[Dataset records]
+ + + +

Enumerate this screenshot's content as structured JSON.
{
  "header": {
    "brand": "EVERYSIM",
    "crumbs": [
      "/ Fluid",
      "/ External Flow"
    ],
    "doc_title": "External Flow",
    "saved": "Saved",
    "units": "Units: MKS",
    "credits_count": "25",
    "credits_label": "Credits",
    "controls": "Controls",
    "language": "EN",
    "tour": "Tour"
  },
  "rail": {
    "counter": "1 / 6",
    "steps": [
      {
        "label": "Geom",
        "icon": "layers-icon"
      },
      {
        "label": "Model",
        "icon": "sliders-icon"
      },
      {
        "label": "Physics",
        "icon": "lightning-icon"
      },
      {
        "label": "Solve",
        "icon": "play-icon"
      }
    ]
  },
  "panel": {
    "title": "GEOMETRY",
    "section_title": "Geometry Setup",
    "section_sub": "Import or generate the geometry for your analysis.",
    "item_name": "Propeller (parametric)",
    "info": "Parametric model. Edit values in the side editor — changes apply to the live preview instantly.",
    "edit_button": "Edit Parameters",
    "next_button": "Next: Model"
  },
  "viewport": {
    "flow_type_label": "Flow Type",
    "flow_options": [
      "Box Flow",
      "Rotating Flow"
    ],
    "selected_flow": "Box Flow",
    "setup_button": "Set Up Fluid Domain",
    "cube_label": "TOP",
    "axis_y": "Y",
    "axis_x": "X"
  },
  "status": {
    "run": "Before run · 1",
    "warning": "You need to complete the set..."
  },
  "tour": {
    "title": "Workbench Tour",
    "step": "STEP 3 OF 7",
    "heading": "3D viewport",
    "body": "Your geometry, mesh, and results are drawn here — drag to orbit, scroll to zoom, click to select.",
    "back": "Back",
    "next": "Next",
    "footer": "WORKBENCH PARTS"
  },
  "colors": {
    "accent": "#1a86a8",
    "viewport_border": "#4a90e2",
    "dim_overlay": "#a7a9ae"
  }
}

+ + + +

§ Work instructions:
Produce a verbatim transcription of the entries above.

§ Answer for the task:
Enumerate this screenshot's content as structured JSON.
{
  "header": {
    "brand": "EVERYSIM",
    "crumbs": [
      "/ Fluid",
      "/ External Flow"
    ],
    "doc_title": "External Flow",
    "saved": "Saved",
    "units": "Units: MKS",
    "credits_count": "25",
    "credits_label": "Credits",
    "controls": "Controls",
    "language": "EN",
    "tour": "Tour"
  },
  "rail": {
    "counter": "1 / 6",
    "steps": [
      {
        "label": "Geom",
        "icon": "layers-icon"
      },
      {
        "label": "Model",
        "icon": "sliders-icon"
      },
      {
        "label": "Physics",
        "icon": "lightning-icon"
      },
      {
        "label": "Solve",
        "icon": "play-icon"
      }
    ]
  },
  "panel": {
    "title": "GEOMETRY",
    "section_title": "Geometry Setup",
    "section_sub": "Import or generate the geometry for your analysis.",
    "item_name": "Propeller (parametric)",
    "info": "Parametric model. Edit values in the side editor — changes apply to the live preview instantly.",
    "edit_button": "Edit Parameters",
    "next_button": "Next: Model"
  },
  "viewport": {
    "flow_type_label": "Flow Type",
    "flow_options": [
      "Box Flow",
      "Rotating Flow"
    ],
    "selected_flow": "Box Flow",
    "setup_button": "Set Up Fluid Domain",
    "cube_label": "TOP",
    "axis_y": "Y",
    "axis_x": "X"
  },
  "status": {
    "run": "Before run · 1",
    "warning": "You need to complete the set..."
  },
  "tour": {
    "title": "Workbench Tour",
    "step": "STEP 3 OF 7",
    "heading": "3D viewport",
    "body": "Your geometry, mesh, and results are drawn here — drag to orbit, scroll to zoom, click to select.",
    "back": "Back",
    "next": "Next",
    "footer": "WORKBENCH PARTS"
  },
  "colors": {
    "accent": "#1a86a8",
    "viewport_border": "#4a90e2",
    "dim_overlay": "#a7a9ae"
  }
}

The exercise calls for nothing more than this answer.